## begin GIVEN RECORDS
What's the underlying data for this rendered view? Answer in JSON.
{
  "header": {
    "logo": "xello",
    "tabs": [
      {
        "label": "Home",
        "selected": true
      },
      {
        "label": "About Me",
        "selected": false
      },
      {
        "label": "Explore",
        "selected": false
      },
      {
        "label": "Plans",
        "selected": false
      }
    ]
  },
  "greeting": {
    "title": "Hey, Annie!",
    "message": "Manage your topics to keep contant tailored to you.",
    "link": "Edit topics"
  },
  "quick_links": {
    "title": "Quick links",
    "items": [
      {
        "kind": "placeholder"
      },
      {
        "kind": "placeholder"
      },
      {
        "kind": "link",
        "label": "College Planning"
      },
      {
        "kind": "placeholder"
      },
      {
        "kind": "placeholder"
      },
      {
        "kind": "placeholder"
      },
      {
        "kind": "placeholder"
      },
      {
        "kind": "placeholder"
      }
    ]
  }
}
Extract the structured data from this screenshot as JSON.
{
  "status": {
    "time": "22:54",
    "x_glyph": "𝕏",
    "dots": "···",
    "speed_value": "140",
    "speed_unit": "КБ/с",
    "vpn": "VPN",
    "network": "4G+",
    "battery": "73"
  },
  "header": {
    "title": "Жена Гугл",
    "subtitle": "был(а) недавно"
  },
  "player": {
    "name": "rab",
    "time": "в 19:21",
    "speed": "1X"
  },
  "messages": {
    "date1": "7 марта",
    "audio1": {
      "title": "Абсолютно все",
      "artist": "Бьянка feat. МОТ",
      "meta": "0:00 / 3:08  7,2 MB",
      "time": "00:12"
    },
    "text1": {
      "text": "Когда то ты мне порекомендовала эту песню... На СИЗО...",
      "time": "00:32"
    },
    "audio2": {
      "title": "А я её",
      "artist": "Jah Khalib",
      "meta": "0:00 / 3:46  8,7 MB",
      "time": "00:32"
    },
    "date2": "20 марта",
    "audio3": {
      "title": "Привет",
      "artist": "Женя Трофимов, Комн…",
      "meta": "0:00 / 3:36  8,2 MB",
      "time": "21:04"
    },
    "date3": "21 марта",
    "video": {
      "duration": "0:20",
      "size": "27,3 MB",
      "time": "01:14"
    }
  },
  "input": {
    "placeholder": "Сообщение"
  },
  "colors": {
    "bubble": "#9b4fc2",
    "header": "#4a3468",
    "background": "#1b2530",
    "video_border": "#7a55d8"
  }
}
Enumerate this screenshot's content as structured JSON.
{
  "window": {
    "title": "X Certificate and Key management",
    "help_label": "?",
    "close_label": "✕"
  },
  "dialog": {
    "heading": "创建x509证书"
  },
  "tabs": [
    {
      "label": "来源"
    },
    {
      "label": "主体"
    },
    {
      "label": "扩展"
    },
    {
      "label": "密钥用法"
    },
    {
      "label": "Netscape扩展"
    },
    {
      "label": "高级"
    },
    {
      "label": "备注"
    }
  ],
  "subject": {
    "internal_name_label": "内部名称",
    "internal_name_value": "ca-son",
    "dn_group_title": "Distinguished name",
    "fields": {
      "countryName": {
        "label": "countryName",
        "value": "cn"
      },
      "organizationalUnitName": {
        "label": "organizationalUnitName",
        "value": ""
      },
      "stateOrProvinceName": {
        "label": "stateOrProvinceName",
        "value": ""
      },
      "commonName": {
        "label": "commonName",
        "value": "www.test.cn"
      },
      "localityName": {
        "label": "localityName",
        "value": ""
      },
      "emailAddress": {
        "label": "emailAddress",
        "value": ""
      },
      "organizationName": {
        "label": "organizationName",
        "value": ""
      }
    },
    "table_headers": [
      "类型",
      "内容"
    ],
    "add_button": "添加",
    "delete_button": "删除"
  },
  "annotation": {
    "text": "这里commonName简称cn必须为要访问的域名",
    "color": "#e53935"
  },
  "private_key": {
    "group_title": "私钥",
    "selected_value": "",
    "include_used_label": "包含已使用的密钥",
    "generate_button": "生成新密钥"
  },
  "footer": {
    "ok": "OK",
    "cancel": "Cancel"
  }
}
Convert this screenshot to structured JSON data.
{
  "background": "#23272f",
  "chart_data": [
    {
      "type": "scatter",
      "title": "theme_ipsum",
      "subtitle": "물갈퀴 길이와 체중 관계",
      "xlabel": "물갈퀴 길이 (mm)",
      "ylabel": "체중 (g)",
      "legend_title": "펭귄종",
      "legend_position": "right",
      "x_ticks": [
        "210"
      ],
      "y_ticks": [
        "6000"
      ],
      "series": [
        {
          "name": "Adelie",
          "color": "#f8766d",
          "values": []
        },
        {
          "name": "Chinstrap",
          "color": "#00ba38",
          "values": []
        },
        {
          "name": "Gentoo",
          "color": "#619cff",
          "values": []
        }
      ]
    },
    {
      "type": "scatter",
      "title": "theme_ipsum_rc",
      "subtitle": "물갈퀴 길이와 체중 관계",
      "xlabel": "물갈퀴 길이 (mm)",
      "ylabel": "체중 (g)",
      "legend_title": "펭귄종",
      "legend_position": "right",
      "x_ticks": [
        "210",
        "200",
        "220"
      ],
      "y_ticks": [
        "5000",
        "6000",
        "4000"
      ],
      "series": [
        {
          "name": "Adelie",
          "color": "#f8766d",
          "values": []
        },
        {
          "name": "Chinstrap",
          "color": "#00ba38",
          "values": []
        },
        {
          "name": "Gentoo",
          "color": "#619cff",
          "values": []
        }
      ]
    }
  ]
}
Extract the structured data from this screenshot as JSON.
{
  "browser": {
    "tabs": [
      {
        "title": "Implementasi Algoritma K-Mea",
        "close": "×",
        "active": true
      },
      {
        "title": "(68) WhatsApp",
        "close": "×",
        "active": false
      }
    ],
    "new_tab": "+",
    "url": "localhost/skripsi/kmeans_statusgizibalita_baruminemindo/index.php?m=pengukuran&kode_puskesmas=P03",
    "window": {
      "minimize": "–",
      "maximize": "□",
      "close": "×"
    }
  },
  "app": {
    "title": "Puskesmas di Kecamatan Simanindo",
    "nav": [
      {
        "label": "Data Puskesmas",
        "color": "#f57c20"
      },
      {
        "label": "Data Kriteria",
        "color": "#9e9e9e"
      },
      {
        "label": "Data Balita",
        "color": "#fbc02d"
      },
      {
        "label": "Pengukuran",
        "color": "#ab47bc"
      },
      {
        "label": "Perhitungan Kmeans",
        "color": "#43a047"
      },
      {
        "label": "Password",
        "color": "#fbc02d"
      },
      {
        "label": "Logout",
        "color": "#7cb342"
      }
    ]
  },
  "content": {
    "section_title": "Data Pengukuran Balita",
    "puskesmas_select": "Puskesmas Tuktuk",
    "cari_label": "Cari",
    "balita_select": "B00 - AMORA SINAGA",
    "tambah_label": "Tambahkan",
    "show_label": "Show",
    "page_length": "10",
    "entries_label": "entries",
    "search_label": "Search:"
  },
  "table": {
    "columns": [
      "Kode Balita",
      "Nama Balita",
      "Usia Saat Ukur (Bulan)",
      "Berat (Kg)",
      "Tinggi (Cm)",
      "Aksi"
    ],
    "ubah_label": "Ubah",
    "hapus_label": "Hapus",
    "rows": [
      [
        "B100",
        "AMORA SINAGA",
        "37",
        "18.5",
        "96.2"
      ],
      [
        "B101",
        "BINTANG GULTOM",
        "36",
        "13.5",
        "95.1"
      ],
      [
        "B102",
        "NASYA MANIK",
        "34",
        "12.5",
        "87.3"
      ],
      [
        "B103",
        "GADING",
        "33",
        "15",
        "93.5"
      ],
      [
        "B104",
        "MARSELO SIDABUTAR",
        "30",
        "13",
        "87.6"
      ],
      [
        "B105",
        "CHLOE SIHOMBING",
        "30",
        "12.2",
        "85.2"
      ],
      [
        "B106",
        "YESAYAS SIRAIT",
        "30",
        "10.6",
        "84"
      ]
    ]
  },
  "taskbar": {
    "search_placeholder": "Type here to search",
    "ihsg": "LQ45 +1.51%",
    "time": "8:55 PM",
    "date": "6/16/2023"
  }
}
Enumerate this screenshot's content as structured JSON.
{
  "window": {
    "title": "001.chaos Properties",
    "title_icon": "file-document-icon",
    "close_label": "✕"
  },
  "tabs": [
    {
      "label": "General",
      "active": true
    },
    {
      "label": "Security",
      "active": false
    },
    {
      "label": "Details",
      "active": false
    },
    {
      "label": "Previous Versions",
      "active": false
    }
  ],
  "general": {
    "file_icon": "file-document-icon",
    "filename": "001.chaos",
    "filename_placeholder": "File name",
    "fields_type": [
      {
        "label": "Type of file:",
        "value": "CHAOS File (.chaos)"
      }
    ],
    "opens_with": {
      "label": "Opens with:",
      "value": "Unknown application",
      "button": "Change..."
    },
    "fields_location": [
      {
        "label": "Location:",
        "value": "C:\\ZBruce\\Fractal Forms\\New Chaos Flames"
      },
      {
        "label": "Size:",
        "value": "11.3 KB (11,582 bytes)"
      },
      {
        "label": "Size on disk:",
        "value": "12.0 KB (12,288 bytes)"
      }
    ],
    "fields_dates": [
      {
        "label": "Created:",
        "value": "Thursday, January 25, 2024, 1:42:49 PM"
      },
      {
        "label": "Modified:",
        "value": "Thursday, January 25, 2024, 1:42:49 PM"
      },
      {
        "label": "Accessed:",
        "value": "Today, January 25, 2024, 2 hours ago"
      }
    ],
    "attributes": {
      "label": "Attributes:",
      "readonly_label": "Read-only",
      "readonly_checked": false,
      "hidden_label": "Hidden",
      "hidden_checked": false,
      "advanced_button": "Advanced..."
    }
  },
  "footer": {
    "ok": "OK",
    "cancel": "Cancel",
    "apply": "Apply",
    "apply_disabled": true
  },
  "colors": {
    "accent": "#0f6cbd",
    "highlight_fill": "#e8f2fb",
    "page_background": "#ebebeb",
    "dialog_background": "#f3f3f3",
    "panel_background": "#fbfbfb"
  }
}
## end GIVEN RECORDS
=== TASK OBJECTIVE ===
Look through the lines above and collect those with the word "icon".

=== THE RESPONSE ===
    "title_icon": "file-document-icon",
    "file_icon": "file-document-icon",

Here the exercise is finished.